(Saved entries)
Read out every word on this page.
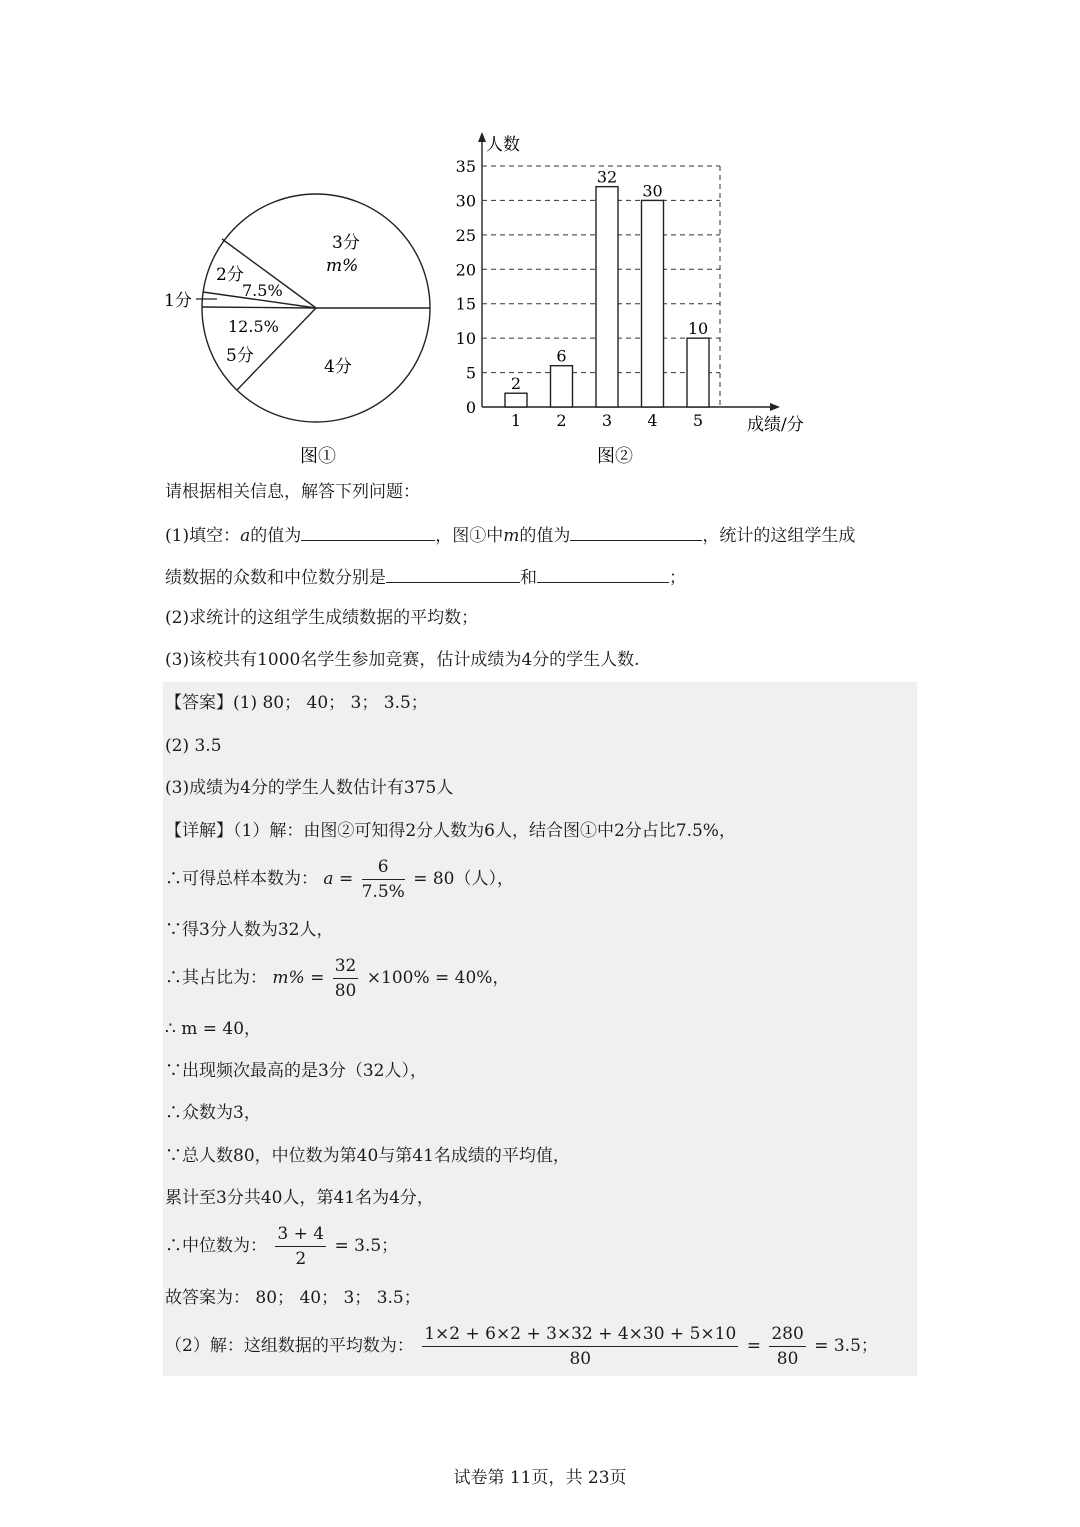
3分
m%
2分
7.5%
1分
12.5%
5分
4分
图①
人数
成绩/分
图②
0
5
10
15
20
25
30
35
2
1
6
2
32
3
30
4
10
5
请根据相关信息，解答下列问题：
(1)填空：a的值为	，图①中m的值为	，统计的这组学生成
绩数据的众数和中位数分别是	和	；
(2)求统计的这组学生成绩数据的平均数；
(3)该校共有1000名学生参加竞赛，估计成绩为4分的学生人数.
【答案】(1) 80； 40； 3； 3.5；
(2) 3.5
(3)成绩为4分的学生人数估计有375人
【详解】（1）解：由图②可知得2分人数为6人，结合图①中2分占比7.5%，
∴可得总样本数为： $a = \frac{6}{7.5\%} = 80$（人），
∵得3分人数为32人，
∴其占比为： $m\% = \frac{32}{80} \times 100\% = 40\%$，
∴ m = 40，
∵出现频次最高的是3分（32人），
∴众数为3，
∵总人数80，中位数为第40与第41名成绩的平均值，
累计至3分共40人，第41名为4分，
∴中位数为： $\frac{3 + 4}{2} = 3.5$；
故答案为： 80； 40； 3； 3.5；
（2）解：这组数据的平均数为： $\frac{1\times 2 + 6\times 2 + 3\times 32 + 4\times 30 + 5\times 10}{80} = \frac{280}{80} = 3.5$；
试卷第 11页，共 23页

**PROBLEM TO SOLVE:** Omit the images and transcribe all of the records above word for word.

**CORRECT ANSWER:**
Read out every word on this page.
3分
m%
2分
7.5%
1分
12.5%
5分
4分
图①
人数
成绩/分
图②
0
5
10
15
20
25
30
35
2
1
6
2
32
3
30
4
10
5
请根据相关信息，解答下列问题：
(1)填空：a的值为	，图①中m的值为	，统计的这组学生成
绩数据的众数和中位数分别是	和	；
(2)求统计的这组学生成绩数据的平均数；
(3)该校共有1000名学生参加竞赛，估计成绩为4分的学生人数.
【答案】(1) 80； 40； 3； 3.5；
(2) 3.5
(3)成绩为4分的学生人数估计有375人
【详解】（1）解：由图②可知得2分人数为6人，结合图①中2分占比7.5%，
∴可得总样本数为： $a = \frac{6}{7.5\%} = 80$（人），
∵得3分人数为32人，
∴其占比为： $m\% = \frac{32}{80} \times 100\% = 40\%$，
∴ m = 40，
∵出现频次最高的是3分（32人），
∴众数为3，
∵总人数80，中位数为第40与第41名成绩的平均值，
累计至3分共40人，第41名为4分，
∴中位数为： $\frac{3 + 4}{2} = 3.5$；
故答案为： 80； 40； 3； 3.5；
（2）解：这组数据的平均数为： $\frac{1\times 2 + 6\times 2 + 3\times 32 + 4\times 30 + 5\times 10}{80} = \frac{280}{80} = 3.5$；
试卷第 11页，共 23页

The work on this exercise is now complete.